» Records for this exercise:
··········

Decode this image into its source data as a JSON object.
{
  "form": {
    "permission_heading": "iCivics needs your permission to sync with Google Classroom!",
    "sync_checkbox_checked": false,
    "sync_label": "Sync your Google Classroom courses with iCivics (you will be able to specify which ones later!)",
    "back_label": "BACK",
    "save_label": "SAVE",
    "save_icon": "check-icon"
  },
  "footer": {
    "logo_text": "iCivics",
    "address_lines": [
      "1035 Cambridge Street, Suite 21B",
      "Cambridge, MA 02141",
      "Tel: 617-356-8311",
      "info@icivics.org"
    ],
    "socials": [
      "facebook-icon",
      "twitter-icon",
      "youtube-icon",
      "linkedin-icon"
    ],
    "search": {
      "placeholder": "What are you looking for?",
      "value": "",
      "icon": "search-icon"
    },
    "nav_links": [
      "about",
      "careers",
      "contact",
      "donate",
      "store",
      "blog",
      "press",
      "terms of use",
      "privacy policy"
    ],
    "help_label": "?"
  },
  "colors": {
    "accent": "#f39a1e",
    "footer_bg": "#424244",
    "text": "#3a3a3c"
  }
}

··········

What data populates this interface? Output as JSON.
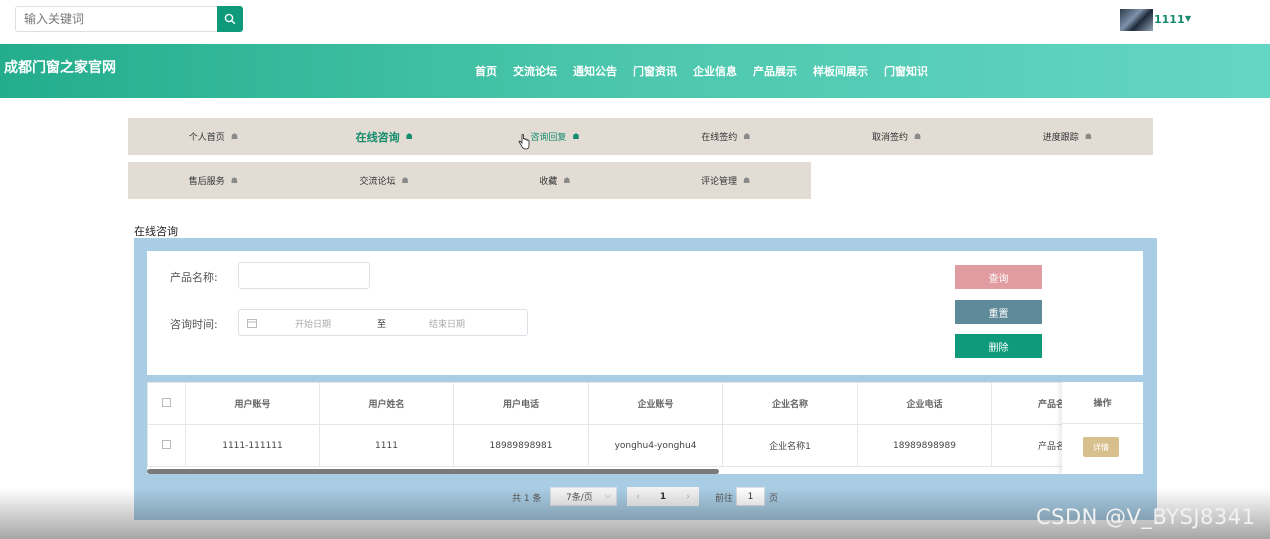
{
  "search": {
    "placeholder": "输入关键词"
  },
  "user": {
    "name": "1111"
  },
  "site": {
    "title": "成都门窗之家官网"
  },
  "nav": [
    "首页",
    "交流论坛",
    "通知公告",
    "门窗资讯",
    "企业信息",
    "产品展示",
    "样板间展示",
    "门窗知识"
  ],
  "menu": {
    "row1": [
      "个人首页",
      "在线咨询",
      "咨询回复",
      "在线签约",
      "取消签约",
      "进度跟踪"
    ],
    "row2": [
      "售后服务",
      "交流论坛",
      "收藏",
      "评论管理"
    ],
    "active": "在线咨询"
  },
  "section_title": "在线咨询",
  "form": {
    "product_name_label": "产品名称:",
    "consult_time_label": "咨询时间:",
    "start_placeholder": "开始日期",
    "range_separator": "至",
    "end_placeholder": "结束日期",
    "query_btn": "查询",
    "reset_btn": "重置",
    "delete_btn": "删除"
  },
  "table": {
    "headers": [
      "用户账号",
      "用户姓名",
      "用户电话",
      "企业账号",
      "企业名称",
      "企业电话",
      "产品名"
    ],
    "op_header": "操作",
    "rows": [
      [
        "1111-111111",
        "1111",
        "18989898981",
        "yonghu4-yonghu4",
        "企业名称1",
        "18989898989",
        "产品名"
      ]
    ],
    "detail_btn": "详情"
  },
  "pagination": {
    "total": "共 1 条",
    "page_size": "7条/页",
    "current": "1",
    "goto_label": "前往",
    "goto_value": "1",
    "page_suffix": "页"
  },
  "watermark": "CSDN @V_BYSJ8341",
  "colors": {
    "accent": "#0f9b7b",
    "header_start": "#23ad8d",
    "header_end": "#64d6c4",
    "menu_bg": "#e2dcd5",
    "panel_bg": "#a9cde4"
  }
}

··········

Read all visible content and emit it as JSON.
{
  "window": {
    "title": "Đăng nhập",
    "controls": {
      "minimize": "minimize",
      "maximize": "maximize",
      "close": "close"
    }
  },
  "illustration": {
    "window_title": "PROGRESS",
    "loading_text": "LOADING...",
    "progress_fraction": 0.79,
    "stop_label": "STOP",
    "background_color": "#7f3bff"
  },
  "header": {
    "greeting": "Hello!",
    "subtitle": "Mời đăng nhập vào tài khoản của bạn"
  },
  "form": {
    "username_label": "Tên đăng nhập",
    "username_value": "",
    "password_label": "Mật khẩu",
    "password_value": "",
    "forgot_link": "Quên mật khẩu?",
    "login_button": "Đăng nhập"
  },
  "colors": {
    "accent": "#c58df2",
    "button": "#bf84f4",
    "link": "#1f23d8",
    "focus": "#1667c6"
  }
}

··········

» Challenge: Report how many lines in the entries hold the string "JSON". Nothing but the number is wanted.

» Complete answer: 3